_Problem details_
Can you retype every one of the following records line for line, with no changes?
______
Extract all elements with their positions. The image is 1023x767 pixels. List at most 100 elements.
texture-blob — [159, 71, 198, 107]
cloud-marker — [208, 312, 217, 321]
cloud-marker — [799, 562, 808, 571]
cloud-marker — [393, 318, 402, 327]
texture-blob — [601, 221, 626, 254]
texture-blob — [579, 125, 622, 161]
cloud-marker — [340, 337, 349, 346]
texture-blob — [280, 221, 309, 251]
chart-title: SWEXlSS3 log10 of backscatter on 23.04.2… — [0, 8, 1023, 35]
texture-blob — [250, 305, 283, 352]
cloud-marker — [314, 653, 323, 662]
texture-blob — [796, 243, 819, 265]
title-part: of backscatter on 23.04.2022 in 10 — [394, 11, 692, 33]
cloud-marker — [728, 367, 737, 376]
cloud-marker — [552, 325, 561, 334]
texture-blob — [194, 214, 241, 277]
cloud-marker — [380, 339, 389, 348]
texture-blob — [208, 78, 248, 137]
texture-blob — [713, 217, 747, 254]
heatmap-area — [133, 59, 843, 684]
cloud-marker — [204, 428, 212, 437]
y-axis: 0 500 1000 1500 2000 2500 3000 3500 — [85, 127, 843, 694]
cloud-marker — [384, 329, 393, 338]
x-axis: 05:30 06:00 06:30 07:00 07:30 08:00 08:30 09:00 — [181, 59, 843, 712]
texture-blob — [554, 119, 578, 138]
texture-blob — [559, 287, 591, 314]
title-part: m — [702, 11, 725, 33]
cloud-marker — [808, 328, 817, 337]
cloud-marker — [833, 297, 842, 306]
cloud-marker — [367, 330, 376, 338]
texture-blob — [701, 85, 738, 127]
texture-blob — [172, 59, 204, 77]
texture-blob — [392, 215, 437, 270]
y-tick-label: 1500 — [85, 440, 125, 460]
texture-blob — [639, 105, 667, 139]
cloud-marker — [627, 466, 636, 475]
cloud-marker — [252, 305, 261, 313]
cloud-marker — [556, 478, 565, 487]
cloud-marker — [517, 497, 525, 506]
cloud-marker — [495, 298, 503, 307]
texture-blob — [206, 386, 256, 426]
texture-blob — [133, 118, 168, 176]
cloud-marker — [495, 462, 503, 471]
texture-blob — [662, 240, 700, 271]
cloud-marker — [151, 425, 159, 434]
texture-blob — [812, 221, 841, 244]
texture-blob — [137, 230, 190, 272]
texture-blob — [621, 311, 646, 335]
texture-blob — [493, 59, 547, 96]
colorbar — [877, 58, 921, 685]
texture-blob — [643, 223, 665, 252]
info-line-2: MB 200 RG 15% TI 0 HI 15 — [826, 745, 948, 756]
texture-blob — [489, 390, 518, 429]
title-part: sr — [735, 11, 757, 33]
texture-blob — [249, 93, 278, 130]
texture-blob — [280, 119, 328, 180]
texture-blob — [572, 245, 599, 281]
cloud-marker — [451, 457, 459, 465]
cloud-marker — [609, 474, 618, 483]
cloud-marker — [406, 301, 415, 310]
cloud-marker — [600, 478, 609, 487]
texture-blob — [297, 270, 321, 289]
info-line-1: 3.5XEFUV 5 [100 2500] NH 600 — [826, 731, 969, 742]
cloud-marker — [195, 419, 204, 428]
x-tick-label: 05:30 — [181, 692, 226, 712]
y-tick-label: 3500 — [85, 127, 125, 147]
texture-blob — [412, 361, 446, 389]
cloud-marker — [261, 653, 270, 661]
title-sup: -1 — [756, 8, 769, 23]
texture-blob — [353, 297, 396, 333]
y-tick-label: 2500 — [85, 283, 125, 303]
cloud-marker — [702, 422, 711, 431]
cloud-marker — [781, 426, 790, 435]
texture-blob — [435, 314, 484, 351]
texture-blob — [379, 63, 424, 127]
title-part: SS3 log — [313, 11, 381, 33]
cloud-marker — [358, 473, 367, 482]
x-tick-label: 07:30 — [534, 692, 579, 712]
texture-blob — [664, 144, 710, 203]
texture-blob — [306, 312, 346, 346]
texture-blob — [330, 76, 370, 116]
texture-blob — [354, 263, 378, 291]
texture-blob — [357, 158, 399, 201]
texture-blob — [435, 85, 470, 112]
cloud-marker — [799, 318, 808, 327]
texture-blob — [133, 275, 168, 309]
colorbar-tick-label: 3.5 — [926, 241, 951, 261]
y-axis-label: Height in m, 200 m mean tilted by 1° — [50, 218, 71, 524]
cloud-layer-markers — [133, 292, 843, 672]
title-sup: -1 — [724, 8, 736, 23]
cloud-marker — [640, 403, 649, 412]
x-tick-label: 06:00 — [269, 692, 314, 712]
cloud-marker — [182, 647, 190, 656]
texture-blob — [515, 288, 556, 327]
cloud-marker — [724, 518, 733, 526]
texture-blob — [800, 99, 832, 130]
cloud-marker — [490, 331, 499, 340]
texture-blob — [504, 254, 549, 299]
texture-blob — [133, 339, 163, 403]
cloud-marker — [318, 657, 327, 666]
______
_The output_
Extract all elements with their positions. The image is 1023x767 pixels. List at most 100 elements.
texture-blob — [159, 71, 198, 107]
cloud-marker — [208, 312, 217, 321]
cloud-marker — [799, 562, 808, 571]
cloud-marker — [393, 318, 402, 327]
texture-blob — [601, 221, 626, 254]
texture-blob — [579, 125, 622, 161]
cloud-marker — [340, 337, 349, 346]
texture-blob — [280, 221, 309, 251]
chart-title: SWEXlSS3 log10 of backscatter on 23.04.2… — [0, 8, 1023, 35]
texture-blob — [250, 305, 283, 352]
cloud-marker — [314, 653, 323, 662]
texture-blob — [796, 243, 819, 265]
title-part: of backscatter on 23.04.2022 in 10 — [394, 11, 692, 33]
cloud-marker — [728, 367, 737, 376]
cloud-marker — [552, 325, 561, 334]
texture-blob — [194, 214, 241, 277]
cloud-marker — [380, 339, 389, 348]
texture-blob — [208, 78, 248, 137]
texture-blob — [713, 217, 747, 254]
heatmap-area — [133, 59, 843, 684]
cloud-marker — [204, 428, 212, 437]
y-axis: 0 500 1000 1500 2000 2500 3000 3500 — [85, 127, 843, 694]
cloud-marker — [384, 329, 393, 338]
x-axis: 05:30 06:00 06:30 07:00 07:30 08:00 08:30 09:00 — [181, 59, 843, 712]
texture-blob — [554, 119, 578, 138]
texture-blob — [559, 287, 591, 314]
title-part: m — [702, 11, 725, 33]
cloud-marker — [808, 328, 817, 337]
cloud-marker — [833, 297, 842, 306]
cloud-marker — [367, 330, 376, 338]
texture-blob — [701, 85, 738, 127]
texture-blob — [172, 59, 204, 77]
texture-blob — [392, 215, 437, 270]
y-tick-label: 1500 — [85, 440, 125, 460]
texture-blob — [639, 105, 667, 139]
cloud-marker — [627, 466, 636, 475]
cloud-marker — [252, 305, 261, 313]
cloud-marker — [556, 478, 565, 487]
cloud-marker — [517, 497, 525, 506]
cloud-marker — [495, 298, 503, 307]
texture-blob — [206, 386, 256, 426]
texture-blob — [133, 118, 168, 176]
cloud-marker — [495, 462, 503, 471]
texture-blob — [662, 240, 700, 271]
cloud-marker — [151, 425, 159, 434]
texture-blob — [812, 221, 841, 244]
texture-blob — [137, 230, 190, 272]
texture-blob — [621, 311, 646, 335]
texture-blob — [493, 59, 547, 96]
colorbar — [877, 58, 921, 685]
texture-blob — [643, 223, 665, 252]
info-line-2: MB 200 RG 15% TI 0 HI 15 — [826, 745, 948, 756]
texture-blob — [489, 390, 518, 429]
title-part: sr — [735, 11, 757, 33]
texture-blob — [249, 93, 278, 130]
texture-blob — [280, 119, 328, 180]
texture-blob — [572, 245, 599, 281]
cloud-marker — [451, 457, 459, 465]
cloud-marker — [609, 474, 618, 483]
cloud-marker — [406, 301, 415, 310]
cloud-marker — [600, 478, 609, 487]
texture-blob — [297, 270, 321, 289]
info-line-1: 3.5XEFUV 5 [100 2500] NH 600 — [826, 731, 969, 742]
cloud-marker — [195, 419, 204, 428]
x-tick-label: 05:30 — [181, 692, 226, 712]
y-tick-label: 3500 — [85, 127, 125, 147]
texture-blob — [412, 361, 446, 389]
cloud-marker — [261, 653, 270, 661]
title-sup: -1 — [756, 8, 769, 23]
texture-blob — [353, 297, 396, 333]
y-tick-label: 2500 — [85, 283, 125, 303]
cloud-marker — [702, 422, 711, 431]
cloud-marker — [781, 426, 790, 435]
texture-blob — [435, 314, 484, 351]
texture-blob — [379, 63, 424, 127]
title-part: SS3 log — [313, 11, 381, 33]
cloud-marker — [358, 473, 367, 482]
x-tick-label: 07:30 — [534, 692, 579, 712]
texture-blob — [664, 144, 710, 203]
texture-blob — [306, 312, 346, 346]
texture-blob — [330, 76, 370, 116]
texture-blob — [354, 263, 378, 291]
texture-blob — [357, 158, 399, 201]
texture-blob — [435, 85, 470, 112]
cloud-marker — [799, 318, 808, 327]
texture-blob — [133, 275, 168, 309]
colorbar-tick-label: 3.5 — [926, 241, 951, 261]
y-axis-label: Height in m, 200 m mean tilted by 1° — [50, 218, 71, 524]
cloud-layer-markers — [133, 292, 843, 672]
title-sup: -1 — [724, 8, 736, 23]
cloud-marker — [640, 403, 649, 412]
x-tick-label: 06:00 — [269, 692, 314, 712]
cloud-marker — [182, 647, 190, 656]
texture-blob — [515, 288, 556, 327]
cloud-marker — [724, 518, 733, 526]
texture-blob — [800, 99, 832, 130]
cloud-marker — [490, 331, 499, 340]
texture-blob — [504, 254, 549, 299]
texture-blob — [133, 339, 163, 403]
cloud-marker — [318, 657, 327, 666]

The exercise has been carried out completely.